Exercise brief: Give the listing again character for character, but drop the images.

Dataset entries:

** begin **

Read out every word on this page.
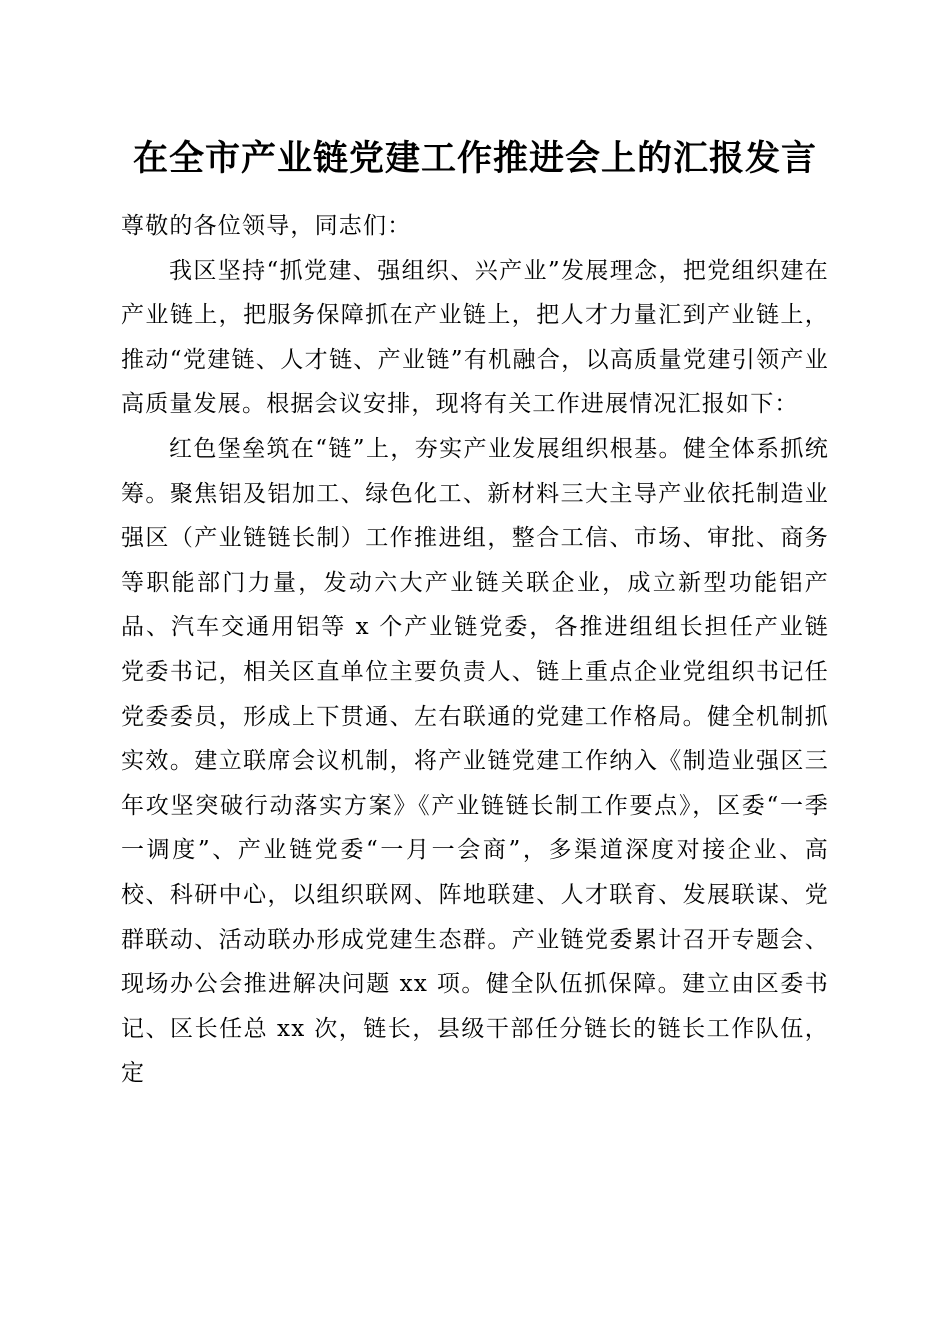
在全市产业链党建工作推进会上的汇报发言

尊敬的各位领导，同志们：

我区坚持“抓党建、强组织、兴产业”发展理念，把党组织建在产业链上，把服务保障抓在产业链上，把人才力量汇到产业链上，推动“党建链、人才链、产业链”有机融合，以高质量党建引领产业高质量发展。根据会议安排，现将有关工作进展情况汇报如下：

红色堡垒筑在“链”上，夯实产业发展组织根基。健全体系抓统筹。聚焦铝及铝加工、绿色化工、新材料三大主导产业依托制造业强区（产业链链长制）工作推进组，整合工信、市场、审批、商务等职能部门力量，发动六大产业链关联企业，成立新型功能铝产品、汽车交通用铝等 x 个产业链党委，各推进组组长担任产业链党委书记，相关区直单位主要负责人、链上重点企业党组织书记任党委委员，形成上下贯通、左右联通的党建工作格局。健全机制抓实效。建立联席会议机制，将产业链党建工作纳入《制造业强区三年攻坚突破行动落实方案》《产业链链长制工作要点》，区委“一季一调度”、产业链党委“一月一会商”，多渠道深度对接企业、高校、科研中心，以组织联网、阵地联建、人才联育、发展联谋、党群联动、活动联办形成党建生态群。产业链党委累计召开专题会、现场办公会推进解决问题 xx 项。健全队伍抓保障。建立由区委书记、区长任总 xx 次，链长，县级干部任分链长的链长工作队伍，定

** end **

Problem solution:
Read out every word on this page.
在全市产业链党建工作推进会上的汇报发言

尊敬的各位领导，同志们：

我区坚持“抓党建、强组织、兴产业”发展理念，把党组织建在产业链上，把服务保障抓在产业链上，把人才力量汇到产业链上，推动“党建链、人才链、产业链”有机融合，以高质量党建引领产业高质量发展。根据会议安排，现将有关工作进展情况汇报如下：

红色堡垒筑在“链”上，夯实产业发展组织根基。健全体系抓统筹。聚焦铝及铝加工、绿色化工、新材料三大主导产业依托制造业强区（产业链链长制）工作推进组，整合工信、市场、审批、商务等职能部门力量，发动六大产业链关联企业，成立新型功能铝产品、汽车交通用铝等 x 个产业链党委，各推进组组长担任产业链党委书记，相关区直单位主要负责人、链上重点企业党组织书记任党委委员，形成上下贯通、左右联通的党建工作格局。健全机制抓实效。建立联席会议机制，将产业链党建工作纳入《制造业强区三年攻坚突破行动落实方案》《产业链链长制工作要点》，区委“一季一调度”、产业链党委“一月一会商”，多渠道深度对接企业、高校、科研中心，以组织联网、阵地联建、人才联育、发展联谋、党群联动、活动联办形成党建生态群。产业链党委累计召开专题会、现场办公会推进解决问题 xx 项。健全队伍抓保障。建立由区委书记、区长任总 xx 次，链长，县级干部任分链长的链长工作队伍，定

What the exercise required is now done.